(Page transcription entries)
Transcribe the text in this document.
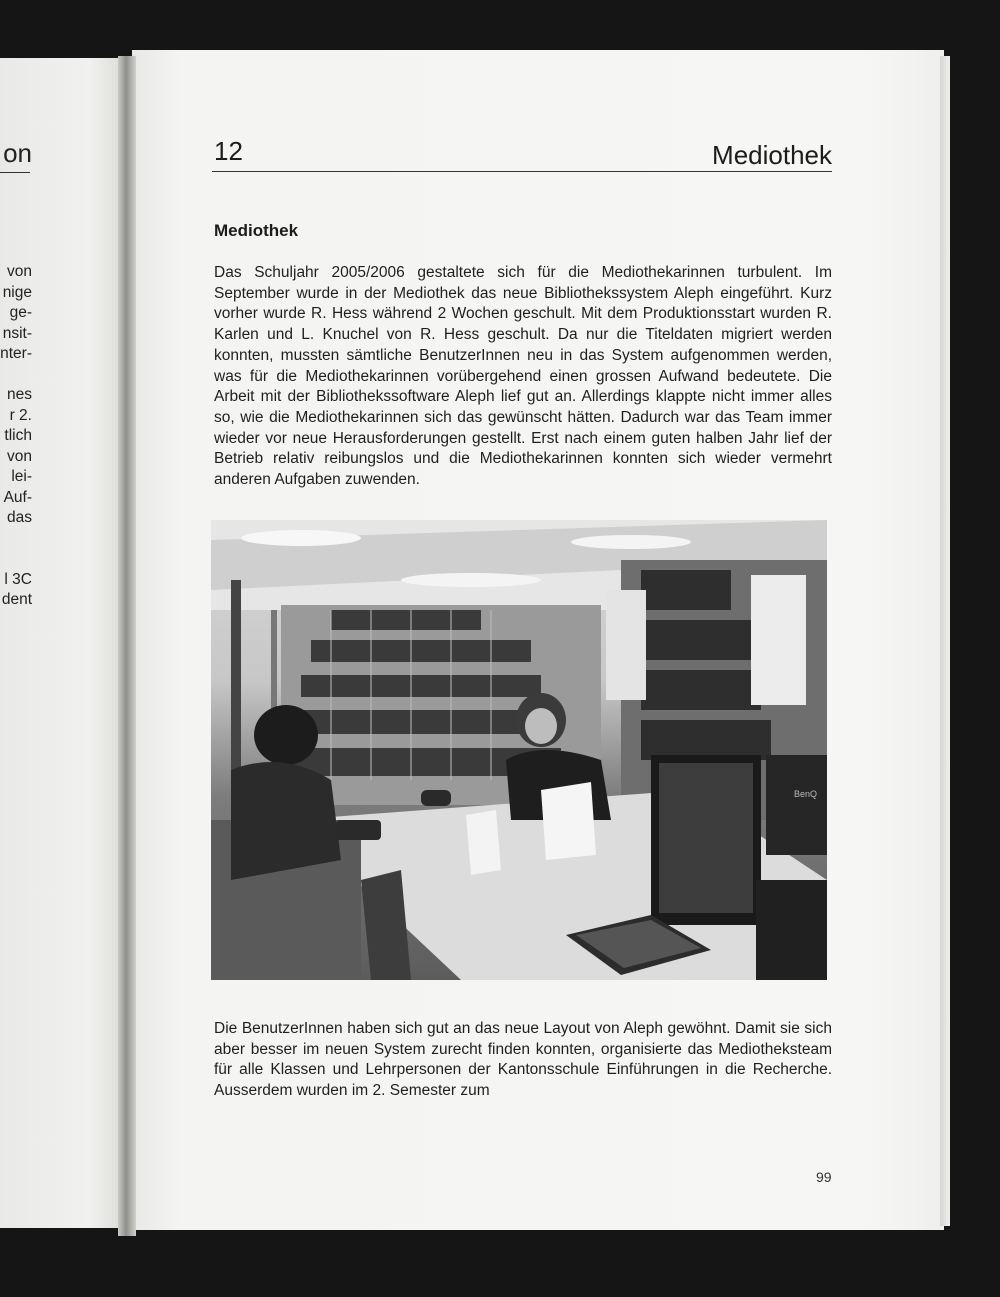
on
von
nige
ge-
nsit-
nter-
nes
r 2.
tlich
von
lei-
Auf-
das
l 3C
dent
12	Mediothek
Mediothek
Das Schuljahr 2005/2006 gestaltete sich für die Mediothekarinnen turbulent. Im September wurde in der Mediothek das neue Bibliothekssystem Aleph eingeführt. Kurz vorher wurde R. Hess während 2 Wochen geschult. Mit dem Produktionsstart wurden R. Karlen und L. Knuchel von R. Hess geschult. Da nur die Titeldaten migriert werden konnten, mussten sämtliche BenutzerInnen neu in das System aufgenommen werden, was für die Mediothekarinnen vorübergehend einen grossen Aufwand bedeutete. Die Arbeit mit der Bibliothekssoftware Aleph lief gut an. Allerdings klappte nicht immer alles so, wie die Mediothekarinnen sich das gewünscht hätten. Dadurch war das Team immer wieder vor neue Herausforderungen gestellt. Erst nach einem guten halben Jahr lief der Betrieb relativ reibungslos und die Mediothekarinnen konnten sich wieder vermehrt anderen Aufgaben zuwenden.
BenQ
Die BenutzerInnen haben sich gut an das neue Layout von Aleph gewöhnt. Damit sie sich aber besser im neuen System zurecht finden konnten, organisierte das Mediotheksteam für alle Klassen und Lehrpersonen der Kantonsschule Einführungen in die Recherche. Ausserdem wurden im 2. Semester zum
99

- [YOUR INSTRUCTIONS]: One number is the expected answer: the count of lines above that hold the word "System".

- [ANSWER AREA]: 2